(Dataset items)
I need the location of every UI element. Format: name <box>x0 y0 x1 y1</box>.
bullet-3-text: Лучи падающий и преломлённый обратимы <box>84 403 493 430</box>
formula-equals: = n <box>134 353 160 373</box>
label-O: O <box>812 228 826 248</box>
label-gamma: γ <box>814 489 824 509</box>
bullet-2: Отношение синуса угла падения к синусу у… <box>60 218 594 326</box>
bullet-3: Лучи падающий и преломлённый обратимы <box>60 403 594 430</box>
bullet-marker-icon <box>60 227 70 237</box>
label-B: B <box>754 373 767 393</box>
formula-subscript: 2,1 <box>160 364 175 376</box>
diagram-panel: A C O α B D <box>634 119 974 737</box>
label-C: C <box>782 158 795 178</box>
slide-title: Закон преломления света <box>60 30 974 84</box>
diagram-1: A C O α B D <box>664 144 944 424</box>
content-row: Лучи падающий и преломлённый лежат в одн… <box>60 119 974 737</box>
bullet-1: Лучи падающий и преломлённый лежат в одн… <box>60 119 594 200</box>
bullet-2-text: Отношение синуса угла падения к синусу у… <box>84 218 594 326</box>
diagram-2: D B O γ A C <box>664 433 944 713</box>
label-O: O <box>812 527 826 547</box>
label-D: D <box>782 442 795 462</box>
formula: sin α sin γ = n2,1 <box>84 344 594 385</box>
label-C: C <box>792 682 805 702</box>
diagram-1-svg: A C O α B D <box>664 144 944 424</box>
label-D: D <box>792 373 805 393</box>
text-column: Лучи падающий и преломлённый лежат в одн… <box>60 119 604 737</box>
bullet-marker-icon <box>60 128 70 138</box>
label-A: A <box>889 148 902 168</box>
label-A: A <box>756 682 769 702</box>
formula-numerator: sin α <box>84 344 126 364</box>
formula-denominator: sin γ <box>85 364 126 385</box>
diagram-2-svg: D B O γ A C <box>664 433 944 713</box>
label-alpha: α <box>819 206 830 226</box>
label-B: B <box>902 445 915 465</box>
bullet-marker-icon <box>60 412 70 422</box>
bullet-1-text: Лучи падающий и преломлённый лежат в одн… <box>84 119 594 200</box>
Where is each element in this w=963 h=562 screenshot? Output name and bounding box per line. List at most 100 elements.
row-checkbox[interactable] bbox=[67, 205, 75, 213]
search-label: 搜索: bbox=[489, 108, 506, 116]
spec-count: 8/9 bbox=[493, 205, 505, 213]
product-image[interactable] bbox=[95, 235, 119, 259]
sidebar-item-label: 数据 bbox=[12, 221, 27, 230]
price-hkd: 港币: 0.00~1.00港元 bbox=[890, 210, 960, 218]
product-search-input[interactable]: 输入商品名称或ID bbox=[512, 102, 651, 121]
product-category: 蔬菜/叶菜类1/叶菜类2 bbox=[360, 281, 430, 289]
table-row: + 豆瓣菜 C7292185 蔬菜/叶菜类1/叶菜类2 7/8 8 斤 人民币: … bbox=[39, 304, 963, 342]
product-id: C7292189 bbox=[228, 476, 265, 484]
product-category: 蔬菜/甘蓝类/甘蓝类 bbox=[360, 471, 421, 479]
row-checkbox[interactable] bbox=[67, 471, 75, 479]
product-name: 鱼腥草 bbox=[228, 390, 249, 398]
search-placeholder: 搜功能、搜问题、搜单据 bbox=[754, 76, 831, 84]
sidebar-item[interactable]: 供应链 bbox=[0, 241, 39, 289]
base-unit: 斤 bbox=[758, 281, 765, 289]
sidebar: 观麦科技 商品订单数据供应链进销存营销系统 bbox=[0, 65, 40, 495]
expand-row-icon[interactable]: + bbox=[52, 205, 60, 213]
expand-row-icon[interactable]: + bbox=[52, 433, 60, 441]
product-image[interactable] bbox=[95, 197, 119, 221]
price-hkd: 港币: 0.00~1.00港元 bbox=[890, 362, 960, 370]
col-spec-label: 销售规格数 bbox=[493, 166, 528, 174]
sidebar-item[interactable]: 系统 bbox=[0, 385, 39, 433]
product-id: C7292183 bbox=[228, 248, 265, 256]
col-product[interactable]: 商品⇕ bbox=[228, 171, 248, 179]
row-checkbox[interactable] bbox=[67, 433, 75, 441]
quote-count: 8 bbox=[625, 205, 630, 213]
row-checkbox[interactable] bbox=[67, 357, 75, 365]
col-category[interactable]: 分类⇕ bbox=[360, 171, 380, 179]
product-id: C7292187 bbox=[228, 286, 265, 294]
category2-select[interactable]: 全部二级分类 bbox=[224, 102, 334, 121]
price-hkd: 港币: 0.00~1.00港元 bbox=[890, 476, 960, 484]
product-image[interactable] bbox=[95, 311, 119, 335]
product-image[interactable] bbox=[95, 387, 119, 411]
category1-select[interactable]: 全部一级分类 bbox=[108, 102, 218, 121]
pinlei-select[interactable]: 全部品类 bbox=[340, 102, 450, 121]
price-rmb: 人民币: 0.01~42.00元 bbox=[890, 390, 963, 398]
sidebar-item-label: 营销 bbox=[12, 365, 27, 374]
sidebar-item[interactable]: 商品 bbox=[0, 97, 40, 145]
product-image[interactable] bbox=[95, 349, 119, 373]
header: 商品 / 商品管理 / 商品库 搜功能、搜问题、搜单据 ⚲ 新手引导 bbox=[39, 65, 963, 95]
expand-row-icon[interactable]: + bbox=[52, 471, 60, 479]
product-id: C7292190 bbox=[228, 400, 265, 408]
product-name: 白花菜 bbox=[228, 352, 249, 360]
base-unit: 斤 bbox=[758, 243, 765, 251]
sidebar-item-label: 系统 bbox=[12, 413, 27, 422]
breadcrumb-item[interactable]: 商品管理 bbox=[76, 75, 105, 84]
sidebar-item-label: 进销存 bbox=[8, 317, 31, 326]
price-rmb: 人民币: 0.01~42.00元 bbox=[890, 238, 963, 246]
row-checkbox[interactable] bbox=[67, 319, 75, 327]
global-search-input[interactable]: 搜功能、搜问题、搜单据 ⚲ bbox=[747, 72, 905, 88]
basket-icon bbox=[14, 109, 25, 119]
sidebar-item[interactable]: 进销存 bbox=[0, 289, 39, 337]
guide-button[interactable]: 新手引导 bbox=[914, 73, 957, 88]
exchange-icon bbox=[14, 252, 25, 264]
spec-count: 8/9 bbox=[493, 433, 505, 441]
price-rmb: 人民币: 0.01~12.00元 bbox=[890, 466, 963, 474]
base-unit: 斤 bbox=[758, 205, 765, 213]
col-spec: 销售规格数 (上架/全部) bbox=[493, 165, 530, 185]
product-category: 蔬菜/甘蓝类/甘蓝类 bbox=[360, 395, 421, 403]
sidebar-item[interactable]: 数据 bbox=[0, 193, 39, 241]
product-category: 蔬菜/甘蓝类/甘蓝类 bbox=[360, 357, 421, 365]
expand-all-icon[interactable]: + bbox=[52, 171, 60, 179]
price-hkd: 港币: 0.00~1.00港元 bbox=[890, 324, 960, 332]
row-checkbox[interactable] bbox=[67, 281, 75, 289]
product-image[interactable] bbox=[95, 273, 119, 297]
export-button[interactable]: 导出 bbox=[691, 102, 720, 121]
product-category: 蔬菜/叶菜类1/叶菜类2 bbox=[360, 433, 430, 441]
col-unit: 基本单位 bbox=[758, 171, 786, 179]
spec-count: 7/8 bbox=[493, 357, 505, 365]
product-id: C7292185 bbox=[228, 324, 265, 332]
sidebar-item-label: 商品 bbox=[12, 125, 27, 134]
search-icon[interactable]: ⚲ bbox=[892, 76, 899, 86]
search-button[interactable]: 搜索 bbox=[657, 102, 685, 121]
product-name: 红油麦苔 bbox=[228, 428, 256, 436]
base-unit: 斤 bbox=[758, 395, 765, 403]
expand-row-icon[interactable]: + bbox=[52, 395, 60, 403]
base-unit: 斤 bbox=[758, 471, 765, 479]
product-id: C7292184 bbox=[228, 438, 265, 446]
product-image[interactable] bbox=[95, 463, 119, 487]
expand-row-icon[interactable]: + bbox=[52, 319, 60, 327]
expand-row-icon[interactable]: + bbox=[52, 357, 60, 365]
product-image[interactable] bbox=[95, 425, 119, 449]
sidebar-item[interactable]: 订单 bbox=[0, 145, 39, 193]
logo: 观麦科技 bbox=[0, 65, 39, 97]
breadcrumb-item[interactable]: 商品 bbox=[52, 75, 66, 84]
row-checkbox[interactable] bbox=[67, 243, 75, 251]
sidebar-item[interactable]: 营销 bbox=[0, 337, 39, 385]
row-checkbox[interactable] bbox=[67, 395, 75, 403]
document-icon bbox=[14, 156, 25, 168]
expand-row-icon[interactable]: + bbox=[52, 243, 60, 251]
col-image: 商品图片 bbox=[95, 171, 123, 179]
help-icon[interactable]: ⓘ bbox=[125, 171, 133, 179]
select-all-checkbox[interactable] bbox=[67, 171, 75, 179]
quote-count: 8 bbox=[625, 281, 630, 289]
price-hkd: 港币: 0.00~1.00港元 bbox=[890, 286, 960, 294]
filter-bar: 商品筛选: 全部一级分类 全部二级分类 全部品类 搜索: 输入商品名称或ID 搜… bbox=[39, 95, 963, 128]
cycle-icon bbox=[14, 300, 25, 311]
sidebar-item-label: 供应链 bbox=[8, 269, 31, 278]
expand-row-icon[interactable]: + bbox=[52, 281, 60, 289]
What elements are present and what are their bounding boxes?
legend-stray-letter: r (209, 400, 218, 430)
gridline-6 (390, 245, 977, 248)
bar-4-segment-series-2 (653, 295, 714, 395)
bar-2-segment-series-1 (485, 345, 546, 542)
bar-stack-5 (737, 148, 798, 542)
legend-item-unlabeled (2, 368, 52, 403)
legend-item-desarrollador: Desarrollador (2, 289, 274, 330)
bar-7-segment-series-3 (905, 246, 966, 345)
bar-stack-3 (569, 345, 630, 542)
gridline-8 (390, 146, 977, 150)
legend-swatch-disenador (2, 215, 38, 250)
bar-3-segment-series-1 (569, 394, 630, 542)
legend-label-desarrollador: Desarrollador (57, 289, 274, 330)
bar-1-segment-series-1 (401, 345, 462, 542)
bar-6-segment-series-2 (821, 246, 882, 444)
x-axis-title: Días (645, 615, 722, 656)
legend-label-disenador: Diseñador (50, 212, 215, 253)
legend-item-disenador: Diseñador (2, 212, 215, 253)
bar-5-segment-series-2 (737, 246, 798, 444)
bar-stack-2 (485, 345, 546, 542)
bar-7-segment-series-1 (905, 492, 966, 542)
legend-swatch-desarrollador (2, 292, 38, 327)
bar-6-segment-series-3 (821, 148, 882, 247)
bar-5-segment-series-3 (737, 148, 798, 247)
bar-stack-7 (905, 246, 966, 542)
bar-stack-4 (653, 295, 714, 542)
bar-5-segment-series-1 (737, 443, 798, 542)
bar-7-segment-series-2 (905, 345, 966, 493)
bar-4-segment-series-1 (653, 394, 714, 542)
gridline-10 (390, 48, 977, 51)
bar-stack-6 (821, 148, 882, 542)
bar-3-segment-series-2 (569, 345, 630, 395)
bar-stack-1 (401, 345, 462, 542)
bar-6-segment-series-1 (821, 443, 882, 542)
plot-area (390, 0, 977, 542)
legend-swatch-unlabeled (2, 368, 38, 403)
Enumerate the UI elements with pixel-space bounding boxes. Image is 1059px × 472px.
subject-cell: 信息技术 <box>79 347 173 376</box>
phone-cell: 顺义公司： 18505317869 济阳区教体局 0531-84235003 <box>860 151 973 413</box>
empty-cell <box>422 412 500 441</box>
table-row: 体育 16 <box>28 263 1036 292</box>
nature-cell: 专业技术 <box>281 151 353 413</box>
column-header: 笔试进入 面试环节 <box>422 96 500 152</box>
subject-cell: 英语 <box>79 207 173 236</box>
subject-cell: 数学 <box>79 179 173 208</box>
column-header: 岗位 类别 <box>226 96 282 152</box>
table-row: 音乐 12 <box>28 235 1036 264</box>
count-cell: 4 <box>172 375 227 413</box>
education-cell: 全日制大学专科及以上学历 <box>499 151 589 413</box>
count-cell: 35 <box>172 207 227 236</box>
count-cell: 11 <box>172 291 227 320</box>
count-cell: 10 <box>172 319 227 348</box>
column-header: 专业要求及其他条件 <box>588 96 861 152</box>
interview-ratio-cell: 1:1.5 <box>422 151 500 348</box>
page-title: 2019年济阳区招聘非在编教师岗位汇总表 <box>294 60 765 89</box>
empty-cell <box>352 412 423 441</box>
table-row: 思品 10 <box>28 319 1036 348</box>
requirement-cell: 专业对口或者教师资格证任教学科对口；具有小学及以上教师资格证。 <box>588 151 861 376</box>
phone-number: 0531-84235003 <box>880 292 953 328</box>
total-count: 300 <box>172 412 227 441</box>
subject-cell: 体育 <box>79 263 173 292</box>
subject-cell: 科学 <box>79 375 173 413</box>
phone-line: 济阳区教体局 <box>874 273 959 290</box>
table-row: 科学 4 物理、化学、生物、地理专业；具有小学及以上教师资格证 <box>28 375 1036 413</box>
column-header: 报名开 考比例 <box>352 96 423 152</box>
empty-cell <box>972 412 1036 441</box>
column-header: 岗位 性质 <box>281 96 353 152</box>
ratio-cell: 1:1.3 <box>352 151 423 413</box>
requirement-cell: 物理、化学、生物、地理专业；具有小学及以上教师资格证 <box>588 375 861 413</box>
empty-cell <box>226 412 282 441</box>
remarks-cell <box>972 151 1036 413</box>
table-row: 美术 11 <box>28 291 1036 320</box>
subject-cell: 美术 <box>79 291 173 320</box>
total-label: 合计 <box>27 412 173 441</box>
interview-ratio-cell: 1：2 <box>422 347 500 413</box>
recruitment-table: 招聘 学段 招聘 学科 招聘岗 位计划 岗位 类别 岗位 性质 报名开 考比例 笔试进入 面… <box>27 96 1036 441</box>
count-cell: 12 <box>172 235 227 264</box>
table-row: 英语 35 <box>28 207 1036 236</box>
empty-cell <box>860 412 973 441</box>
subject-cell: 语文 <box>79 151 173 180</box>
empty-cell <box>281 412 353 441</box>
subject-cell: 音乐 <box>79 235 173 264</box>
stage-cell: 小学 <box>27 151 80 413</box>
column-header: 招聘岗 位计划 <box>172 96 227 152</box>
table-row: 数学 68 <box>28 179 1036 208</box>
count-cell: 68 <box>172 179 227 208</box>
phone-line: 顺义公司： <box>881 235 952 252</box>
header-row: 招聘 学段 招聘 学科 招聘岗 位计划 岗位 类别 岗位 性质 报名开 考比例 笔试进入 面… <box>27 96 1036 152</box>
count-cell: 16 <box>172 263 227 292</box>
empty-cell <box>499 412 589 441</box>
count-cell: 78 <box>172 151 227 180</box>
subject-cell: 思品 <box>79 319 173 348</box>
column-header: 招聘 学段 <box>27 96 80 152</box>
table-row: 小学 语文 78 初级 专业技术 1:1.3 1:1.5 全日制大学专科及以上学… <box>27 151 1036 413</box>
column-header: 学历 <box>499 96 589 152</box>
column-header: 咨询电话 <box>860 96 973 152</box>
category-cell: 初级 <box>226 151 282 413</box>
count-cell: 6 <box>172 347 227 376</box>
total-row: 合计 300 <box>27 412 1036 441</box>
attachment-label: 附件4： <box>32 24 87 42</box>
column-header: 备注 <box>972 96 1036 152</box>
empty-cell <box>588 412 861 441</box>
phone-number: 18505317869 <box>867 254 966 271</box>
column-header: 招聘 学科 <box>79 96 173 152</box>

▸ What is being asked:
Rewrite the items as a Markdown table with columns titled n and Line, from the first line of the items through the line that contains "label-B: B <box>754 373 767 393</box>". Number each row in n, put the line's text in Line, and leave out blank lines.

▸ Answer to this task:
| n | Line |
|---|---|
| 1 | I need the location of every UI element. Format: name <box>x0 y0 x1 y1</box>. |
| 2 | bullet-3-text: Лучи падающий и преломлённый обратимы <box>84 403 493 430</box> |
| 3 | formula-equals: = n <box>134 353 160 373</box> |
| 4 | label-O: O <box>812 228 826 248</box> |
| 5 | label-gamma: γ <box>814 489 824 509</box> |
| 6 | bullet-2: Отношение синуса угла падения к синусу у… <box>60 218 594 326</box> |
| 7 | bullet-3: Лучи падающий и преломлённый обратимы <box>60 403 594 430</box> |
| 8 | bullet-marker-icon <box>60 227 70 237</box> |
| 9 | label-B: B <box>754 373 767 393</box> |